> Supplied data:
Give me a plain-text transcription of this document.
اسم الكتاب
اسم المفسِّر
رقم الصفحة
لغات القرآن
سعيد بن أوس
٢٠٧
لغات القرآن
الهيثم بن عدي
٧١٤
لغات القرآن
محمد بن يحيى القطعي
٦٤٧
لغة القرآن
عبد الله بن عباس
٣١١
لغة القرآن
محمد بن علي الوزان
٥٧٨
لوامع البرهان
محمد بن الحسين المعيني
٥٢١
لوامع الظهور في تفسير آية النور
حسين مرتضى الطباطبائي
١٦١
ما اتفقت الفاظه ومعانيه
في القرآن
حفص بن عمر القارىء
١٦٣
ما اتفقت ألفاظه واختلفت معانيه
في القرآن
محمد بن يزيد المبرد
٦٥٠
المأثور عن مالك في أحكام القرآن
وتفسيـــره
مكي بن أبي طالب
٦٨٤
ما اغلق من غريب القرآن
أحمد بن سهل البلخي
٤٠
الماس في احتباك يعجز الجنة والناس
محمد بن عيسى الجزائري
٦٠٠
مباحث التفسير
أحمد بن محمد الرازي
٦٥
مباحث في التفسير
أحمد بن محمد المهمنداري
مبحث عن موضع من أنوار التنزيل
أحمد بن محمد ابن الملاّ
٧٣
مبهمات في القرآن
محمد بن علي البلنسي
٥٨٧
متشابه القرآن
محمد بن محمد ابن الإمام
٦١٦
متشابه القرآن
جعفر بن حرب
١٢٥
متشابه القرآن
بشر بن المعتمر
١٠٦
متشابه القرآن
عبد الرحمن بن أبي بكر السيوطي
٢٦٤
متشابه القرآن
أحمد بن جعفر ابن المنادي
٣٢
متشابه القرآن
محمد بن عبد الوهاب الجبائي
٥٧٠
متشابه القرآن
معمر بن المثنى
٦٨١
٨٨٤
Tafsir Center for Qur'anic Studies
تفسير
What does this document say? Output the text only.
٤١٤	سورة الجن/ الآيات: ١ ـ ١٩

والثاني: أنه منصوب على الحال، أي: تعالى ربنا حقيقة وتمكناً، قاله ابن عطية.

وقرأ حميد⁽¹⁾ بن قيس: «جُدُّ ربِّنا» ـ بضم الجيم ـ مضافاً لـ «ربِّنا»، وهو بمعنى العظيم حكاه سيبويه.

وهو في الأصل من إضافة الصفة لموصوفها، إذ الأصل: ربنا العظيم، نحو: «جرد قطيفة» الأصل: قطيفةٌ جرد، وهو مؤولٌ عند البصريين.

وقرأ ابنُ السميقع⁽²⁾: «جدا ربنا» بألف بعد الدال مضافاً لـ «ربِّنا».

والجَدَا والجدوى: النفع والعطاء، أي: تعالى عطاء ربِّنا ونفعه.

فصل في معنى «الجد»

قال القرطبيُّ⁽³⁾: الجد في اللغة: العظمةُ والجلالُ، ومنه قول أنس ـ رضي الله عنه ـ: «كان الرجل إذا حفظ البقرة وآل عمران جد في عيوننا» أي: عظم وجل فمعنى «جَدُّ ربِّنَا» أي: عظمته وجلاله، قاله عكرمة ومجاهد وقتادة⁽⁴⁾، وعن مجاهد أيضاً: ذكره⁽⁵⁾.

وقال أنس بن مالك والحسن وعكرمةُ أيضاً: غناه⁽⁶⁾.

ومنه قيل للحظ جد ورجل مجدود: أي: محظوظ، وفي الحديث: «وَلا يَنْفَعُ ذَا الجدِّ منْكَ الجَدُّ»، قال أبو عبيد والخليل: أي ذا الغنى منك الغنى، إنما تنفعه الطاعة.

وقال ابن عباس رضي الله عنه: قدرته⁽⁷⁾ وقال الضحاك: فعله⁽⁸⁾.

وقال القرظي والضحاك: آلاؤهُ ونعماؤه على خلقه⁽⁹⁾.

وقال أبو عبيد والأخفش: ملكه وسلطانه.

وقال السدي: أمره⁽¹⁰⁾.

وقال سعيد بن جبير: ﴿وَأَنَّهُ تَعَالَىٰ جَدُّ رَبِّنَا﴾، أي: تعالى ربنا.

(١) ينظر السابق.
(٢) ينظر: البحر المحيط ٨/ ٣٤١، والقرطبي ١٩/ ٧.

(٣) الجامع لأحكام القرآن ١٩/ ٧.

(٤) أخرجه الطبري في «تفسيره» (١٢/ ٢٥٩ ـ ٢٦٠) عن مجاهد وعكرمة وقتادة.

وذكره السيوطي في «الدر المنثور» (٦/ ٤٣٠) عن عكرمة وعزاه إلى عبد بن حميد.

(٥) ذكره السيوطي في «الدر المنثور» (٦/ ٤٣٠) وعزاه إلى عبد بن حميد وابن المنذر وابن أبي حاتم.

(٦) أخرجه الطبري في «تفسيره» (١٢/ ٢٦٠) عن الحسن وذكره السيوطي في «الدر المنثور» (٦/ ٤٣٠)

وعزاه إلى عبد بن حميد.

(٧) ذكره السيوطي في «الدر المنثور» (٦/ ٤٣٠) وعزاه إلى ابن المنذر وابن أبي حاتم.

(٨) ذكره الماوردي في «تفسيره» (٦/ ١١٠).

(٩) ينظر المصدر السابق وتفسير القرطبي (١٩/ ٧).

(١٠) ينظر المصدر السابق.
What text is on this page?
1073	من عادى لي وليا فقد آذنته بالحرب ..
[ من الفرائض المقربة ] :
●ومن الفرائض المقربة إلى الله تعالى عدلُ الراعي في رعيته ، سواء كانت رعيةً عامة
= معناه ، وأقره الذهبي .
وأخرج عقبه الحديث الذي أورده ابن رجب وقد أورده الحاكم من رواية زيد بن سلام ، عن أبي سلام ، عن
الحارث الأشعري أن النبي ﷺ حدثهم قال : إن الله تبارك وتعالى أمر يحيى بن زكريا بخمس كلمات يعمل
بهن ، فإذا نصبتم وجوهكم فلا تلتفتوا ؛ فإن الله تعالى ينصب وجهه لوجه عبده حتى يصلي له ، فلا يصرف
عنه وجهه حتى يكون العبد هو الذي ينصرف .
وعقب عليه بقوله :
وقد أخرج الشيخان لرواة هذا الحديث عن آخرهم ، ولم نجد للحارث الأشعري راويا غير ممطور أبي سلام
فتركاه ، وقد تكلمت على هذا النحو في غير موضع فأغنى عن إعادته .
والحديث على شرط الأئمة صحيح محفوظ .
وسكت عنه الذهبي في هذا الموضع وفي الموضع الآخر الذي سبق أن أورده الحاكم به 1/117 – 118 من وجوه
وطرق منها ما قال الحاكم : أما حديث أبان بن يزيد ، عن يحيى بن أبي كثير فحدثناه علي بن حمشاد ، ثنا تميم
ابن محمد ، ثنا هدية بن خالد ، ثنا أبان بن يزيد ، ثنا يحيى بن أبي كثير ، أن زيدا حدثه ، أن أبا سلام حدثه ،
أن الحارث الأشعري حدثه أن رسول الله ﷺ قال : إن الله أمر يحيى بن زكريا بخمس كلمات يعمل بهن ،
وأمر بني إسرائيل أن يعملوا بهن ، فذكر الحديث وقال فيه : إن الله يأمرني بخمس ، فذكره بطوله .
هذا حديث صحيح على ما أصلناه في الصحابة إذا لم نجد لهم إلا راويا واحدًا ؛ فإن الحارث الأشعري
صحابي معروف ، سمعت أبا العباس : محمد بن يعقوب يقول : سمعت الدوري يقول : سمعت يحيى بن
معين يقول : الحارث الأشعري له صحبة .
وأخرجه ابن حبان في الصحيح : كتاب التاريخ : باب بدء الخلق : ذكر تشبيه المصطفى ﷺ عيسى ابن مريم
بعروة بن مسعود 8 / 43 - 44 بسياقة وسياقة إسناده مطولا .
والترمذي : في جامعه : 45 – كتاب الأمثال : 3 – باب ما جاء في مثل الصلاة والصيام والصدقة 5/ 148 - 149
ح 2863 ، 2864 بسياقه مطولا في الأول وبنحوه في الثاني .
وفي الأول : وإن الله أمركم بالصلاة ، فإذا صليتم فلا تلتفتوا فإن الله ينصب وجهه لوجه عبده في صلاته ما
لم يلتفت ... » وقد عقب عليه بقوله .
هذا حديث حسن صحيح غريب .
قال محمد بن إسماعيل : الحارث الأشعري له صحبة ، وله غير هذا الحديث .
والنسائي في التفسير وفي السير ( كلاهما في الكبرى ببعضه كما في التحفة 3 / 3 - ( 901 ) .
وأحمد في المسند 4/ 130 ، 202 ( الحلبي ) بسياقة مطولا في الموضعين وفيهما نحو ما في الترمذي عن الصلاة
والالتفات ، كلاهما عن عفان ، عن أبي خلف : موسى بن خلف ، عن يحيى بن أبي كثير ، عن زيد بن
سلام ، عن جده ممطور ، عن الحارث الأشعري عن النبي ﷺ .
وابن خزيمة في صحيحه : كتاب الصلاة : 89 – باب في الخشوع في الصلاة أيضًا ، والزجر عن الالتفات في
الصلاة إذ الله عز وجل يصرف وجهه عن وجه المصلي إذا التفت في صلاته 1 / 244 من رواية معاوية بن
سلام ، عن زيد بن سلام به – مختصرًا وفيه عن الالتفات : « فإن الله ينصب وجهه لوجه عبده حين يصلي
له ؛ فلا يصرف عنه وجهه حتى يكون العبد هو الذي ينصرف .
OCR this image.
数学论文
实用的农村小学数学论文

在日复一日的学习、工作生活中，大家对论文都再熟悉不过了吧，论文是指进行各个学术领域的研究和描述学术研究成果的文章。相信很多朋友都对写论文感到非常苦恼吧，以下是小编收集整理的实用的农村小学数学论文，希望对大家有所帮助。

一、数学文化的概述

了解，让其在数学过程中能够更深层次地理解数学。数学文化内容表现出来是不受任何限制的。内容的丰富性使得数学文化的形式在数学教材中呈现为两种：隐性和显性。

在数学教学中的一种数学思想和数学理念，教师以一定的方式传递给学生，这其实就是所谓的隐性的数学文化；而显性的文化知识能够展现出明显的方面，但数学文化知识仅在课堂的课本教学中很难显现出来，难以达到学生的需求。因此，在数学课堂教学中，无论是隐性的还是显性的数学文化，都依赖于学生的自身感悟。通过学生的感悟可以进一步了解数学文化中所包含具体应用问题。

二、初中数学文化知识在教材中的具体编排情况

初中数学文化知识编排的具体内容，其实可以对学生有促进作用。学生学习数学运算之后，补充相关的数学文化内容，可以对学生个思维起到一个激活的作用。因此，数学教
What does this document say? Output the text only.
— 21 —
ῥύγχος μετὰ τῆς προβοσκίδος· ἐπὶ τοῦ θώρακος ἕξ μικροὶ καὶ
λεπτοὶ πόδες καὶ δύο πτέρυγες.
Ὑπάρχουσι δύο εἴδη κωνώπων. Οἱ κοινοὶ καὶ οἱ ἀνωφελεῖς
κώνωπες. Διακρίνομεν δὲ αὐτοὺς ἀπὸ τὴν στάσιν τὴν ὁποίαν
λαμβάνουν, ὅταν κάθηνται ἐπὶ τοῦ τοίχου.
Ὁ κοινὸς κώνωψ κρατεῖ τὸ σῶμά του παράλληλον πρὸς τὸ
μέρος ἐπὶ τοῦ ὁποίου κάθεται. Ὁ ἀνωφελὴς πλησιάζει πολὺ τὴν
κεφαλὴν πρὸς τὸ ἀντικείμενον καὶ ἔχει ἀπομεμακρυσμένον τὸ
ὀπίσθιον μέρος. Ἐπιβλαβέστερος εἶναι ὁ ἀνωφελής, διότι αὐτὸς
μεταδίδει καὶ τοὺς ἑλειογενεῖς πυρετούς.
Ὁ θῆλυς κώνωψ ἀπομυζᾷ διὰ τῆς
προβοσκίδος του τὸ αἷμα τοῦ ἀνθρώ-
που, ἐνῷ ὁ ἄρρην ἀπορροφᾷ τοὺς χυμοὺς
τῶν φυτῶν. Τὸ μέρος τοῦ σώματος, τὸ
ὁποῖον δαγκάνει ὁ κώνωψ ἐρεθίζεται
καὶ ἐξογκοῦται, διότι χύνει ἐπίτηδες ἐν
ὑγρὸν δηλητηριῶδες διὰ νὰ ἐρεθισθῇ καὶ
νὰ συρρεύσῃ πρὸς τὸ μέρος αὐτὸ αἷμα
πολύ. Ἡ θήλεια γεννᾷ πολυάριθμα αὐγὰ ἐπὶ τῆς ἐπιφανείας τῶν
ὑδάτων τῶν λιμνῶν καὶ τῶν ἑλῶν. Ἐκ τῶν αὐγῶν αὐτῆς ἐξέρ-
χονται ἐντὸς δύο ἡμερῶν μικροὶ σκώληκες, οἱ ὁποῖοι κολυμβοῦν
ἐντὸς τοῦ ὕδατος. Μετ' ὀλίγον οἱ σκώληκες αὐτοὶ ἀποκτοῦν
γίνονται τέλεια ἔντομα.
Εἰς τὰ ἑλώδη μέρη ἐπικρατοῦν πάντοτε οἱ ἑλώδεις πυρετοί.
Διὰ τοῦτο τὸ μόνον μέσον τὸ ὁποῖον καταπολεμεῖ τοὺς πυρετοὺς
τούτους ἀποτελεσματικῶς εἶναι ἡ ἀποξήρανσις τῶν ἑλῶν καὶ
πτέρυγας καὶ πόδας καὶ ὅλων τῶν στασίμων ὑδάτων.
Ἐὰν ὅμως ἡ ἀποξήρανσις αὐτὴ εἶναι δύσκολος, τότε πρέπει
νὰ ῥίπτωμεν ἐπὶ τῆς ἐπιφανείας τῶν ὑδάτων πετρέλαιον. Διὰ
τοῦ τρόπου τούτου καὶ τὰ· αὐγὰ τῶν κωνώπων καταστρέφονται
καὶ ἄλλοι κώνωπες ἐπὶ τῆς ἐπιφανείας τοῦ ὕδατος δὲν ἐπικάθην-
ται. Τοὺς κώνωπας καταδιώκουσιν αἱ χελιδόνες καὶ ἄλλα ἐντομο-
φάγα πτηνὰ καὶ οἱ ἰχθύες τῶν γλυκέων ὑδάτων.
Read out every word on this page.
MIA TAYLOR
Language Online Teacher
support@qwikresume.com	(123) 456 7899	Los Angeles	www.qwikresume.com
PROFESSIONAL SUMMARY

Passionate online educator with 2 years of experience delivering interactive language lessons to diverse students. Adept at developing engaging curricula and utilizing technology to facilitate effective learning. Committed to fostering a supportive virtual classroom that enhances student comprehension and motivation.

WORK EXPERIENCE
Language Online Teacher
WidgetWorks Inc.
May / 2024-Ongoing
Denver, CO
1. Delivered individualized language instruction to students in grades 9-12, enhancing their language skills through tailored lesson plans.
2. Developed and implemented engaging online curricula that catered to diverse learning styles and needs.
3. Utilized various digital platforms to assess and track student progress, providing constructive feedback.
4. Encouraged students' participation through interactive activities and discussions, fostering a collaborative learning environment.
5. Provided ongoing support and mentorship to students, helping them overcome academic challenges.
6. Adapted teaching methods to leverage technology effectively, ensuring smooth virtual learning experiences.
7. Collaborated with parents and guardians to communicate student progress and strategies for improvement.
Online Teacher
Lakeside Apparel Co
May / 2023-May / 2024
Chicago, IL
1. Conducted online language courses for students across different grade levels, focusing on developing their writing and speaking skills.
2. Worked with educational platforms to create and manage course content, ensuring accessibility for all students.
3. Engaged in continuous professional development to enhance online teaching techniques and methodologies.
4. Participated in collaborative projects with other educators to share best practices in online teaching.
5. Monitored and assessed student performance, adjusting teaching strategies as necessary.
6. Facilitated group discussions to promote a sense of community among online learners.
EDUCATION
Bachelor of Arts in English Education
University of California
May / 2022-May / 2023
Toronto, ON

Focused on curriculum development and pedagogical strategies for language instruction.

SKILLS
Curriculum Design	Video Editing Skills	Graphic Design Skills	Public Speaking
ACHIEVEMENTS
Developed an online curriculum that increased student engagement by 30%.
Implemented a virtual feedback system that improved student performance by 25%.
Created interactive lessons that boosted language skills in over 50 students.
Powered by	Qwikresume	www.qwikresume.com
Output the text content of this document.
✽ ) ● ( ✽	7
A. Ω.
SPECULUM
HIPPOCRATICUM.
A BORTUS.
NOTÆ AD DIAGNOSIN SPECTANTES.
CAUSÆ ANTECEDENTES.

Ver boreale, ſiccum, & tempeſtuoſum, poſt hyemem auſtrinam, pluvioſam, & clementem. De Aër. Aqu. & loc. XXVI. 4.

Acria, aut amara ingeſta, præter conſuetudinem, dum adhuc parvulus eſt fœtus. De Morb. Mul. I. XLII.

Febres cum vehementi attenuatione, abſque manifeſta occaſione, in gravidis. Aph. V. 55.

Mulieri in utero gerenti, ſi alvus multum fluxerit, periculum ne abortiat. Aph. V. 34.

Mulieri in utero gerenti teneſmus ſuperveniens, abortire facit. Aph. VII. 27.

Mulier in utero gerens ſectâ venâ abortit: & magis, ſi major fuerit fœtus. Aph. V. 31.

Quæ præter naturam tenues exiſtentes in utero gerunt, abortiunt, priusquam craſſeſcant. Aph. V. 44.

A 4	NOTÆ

> Description of the task:
Above are the records; copy every line in them that holds the word "document".

> Solved problem:
Give me a plain-text transcription of this document.
What does this document say? Output the text only.
What does this document say? Output the text only.
Output the text content of this document.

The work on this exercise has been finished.